## What is asked
Select and reproduce each line of the listing below that bears the string "Lund".

(Collection entries)
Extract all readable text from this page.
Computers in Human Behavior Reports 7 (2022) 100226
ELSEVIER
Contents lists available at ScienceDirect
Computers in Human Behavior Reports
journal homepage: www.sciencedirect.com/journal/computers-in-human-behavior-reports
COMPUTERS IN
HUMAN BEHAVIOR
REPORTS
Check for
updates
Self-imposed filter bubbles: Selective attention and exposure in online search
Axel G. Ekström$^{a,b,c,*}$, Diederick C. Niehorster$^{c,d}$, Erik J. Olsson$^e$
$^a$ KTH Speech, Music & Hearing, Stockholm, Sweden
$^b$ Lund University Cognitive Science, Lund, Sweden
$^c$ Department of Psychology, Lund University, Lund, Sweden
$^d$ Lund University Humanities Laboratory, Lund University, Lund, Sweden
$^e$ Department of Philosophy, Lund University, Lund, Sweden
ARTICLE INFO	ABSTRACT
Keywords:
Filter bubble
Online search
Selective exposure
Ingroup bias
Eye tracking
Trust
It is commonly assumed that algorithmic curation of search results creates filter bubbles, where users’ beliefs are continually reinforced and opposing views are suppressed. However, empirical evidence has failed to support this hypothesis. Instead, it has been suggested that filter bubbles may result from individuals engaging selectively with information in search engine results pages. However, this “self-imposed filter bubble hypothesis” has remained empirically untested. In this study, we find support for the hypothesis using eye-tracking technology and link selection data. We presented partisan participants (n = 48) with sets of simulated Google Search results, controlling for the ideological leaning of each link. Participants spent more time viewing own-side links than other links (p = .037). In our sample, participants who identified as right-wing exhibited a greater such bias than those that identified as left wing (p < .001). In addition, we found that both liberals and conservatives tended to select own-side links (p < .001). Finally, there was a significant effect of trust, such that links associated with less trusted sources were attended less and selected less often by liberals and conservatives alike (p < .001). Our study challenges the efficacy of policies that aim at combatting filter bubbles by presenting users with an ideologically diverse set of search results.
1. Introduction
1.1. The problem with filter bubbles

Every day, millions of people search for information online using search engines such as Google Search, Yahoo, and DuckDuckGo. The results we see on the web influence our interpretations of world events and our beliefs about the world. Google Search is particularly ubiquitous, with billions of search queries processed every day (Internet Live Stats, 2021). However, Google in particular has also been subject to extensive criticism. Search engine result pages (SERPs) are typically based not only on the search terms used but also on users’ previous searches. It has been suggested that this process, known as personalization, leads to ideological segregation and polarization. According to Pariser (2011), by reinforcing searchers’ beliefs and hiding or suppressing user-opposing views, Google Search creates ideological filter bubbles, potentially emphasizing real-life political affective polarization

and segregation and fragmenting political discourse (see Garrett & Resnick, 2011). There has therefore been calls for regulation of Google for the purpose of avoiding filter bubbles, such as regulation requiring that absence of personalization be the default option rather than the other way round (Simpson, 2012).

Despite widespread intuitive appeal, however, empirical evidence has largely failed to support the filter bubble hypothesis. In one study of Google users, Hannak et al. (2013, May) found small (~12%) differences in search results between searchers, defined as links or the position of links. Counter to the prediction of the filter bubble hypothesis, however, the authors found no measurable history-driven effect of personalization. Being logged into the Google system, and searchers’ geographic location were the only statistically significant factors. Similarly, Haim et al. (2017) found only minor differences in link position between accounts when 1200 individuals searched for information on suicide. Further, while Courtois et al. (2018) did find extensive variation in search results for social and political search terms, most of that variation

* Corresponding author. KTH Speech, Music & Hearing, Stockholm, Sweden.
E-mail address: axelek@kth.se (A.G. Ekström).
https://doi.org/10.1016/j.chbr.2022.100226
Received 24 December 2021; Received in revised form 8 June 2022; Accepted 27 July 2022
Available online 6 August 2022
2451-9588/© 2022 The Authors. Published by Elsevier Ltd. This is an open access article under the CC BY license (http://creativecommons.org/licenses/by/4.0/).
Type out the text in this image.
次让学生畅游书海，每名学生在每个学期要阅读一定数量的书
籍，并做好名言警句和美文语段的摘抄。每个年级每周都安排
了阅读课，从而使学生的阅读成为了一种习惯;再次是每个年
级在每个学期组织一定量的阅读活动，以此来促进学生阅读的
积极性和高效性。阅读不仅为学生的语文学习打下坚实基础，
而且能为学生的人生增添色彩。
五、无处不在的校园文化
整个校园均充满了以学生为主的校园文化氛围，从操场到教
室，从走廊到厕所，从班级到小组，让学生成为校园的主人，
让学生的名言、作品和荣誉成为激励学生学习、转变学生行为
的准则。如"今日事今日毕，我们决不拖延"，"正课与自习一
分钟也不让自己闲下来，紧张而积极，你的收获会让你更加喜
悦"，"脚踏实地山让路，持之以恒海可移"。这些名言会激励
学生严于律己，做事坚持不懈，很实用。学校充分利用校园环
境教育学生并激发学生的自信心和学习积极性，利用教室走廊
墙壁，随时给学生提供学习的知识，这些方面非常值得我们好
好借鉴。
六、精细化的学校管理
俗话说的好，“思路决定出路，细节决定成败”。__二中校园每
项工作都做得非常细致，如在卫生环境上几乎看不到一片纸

## Exercise answer
$^b$ Lund University Cognitive Science, Lund, Sweden
$^c$ Department of Psychology, Lund University, Lund, Sweden
$^d$ Lund University Humanities Laboratory, Lund University, Lund, Sweden
$^e$ Department of Philosophy, Lund University, Lund, Sweden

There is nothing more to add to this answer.